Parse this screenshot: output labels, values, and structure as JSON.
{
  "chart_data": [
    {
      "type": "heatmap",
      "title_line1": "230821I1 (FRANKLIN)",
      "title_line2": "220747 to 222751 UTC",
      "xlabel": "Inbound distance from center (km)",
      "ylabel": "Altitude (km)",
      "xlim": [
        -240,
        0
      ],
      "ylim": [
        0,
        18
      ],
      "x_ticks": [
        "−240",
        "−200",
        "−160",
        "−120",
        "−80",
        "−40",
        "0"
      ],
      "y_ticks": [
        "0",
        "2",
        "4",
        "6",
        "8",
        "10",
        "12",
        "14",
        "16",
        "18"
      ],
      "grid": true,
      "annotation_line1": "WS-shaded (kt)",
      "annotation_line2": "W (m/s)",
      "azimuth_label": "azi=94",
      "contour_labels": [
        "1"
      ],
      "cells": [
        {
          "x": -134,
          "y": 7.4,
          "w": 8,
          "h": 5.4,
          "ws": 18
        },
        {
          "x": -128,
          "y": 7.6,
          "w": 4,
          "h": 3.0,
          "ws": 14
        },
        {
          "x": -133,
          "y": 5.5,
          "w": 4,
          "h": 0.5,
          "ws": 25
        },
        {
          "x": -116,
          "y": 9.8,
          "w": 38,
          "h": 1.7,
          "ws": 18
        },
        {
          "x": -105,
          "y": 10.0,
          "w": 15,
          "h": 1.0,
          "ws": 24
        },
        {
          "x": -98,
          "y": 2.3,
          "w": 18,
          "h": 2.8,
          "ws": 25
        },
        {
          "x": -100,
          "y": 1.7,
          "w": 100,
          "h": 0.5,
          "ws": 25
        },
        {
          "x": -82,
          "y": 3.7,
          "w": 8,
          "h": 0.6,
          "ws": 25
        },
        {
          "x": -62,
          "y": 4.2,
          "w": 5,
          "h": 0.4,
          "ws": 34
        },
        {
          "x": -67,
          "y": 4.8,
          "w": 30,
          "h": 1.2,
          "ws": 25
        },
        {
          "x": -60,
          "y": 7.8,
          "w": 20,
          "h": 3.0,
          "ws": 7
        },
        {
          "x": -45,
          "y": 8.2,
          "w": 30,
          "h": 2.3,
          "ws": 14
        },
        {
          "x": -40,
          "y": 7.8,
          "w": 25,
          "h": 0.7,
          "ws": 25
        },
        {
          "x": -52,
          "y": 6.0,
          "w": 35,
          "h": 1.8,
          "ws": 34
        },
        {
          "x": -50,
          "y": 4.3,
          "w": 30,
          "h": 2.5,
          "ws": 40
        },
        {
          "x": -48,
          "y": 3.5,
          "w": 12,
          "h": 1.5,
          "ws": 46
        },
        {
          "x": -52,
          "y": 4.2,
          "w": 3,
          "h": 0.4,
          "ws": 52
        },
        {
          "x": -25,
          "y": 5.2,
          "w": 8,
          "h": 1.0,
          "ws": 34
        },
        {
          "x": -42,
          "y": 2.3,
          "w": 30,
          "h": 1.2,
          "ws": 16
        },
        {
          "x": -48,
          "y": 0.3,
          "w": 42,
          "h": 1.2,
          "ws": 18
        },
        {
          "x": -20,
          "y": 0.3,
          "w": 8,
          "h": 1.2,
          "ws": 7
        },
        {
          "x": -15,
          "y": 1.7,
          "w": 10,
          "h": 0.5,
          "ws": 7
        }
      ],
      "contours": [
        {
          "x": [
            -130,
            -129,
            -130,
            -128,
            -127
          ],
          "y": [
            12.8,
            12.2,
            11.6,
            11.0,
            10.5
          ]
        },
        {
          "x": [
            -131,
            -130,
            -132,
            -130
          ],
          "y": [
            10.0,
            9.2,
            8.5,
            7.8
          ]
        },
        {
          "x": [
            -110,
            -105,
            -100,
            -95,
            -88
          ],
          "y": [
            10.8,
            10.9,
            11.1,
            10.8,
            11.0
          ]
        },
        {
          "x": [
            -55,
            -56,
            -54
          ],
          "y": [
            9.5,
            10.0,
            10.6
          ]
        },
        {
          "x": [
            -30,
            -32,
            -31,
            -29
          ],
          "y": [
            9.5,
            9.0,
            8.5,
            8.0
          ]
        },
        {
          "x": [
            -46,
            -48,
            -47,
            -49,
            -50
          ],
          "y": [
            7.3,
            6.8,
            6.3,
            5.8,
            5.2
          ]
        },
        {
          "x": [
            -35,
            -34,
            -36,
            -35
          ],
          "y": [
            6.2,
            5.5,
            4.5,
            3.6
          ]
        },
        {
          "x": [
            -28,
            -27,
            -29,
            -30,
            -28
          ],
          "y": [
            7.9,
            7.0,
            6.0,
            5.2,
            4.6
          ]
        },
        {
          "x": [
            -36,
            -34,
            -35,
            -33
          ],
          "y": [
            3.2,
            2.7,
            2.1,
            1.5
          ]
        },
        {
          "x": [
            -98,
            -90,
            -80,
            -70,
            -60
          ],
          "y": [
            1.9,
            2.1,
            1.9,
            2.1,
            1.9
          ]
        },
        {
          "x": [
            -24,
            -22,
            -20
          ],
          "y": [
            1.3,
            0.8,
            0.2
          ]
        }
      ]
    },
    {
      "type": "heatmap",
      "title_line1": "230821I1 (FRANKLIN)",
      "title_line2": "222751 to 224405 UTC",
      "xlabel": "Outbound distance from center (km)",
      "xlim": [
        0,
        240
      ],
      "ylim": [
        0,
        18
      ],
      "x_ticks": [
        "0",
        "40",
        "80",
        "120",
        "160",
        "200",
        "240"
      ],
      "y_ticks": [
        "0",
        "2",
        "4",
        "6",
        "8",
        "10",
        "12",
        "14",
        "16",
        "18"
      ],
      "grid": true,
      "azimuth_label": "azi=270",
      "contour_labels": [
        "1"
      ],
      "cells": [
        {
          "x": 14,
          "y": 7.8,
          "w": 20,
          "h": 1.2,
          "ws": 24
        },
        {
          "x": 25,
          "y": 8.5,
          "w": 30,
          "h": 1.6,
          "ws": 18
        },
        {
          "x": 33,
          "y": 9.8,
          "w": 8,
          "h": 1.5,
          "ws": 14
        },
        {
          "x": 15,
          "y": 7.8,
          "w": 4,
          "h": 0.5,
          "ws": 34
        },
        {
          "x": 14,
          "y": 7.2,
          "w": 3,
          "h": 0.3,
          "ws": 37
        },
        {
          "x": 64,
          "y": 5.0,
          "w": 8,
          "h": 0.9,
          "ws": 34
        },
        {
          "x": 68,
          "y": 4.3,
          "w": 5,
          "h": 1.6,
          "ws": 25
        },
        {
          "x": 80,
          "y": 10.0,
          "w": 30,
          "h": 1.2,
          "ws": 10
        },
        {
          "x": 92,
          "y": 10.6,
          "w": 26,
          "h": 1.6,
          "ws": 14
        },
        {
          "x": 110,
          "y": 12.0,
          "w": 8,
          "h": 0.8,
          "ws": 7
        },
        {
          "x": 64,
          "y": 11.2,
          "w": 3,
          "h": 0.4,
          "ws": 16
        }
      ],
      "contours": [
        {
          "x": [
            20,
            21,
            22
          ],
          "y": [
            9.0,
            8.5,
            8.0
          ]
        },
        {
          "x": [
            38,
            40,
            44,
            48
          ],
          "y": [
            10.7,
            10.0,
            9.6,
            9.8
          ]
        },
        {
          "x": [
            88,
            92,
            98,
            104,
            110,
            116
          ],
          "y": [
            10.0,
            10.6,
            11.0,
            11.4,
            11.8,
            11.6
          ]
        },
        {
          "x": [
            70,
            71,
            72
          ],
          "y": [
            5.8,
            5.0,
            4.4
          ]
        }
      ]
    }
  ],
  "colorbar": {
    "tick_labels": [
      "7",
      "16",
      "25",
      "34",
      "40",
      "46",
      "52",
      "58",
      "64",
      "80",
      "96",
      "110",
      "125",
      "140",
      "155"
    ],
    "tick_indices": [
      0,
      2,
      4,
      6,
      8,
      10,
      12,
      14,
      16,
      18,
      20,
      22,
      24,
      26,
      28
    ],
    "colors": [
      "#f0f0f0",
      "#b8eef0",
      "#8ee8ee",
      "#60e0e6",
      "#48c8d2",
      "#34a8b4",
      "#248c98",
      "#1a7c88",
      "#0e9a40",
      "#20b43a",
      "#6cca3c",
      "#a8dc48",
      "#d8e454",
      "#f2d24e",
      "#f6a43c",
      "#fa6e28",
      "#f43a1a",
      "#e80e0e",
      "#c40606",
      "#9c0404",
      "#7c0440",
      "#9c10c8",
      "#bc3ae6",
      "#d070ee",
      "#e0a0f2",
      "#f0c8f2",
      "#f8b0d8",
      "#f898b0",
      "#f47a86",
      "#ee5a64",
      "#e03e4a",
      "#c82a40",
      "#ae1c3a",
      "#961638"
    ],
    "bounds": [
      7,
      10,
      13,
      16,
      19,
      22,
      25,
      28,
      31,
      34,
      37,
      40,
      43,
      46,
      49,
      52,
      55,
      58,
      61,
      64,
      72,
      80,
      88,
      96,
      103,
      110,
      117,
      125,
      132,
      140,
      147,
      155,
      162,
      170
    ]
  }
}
================
-- Given request --
Check each line above for the string "xlabel" and show the ones that have it.

-- Task result --
      "xlabel": "Inbound distance from center (km)",
      "xlabel": "Outbound distance from center (km)",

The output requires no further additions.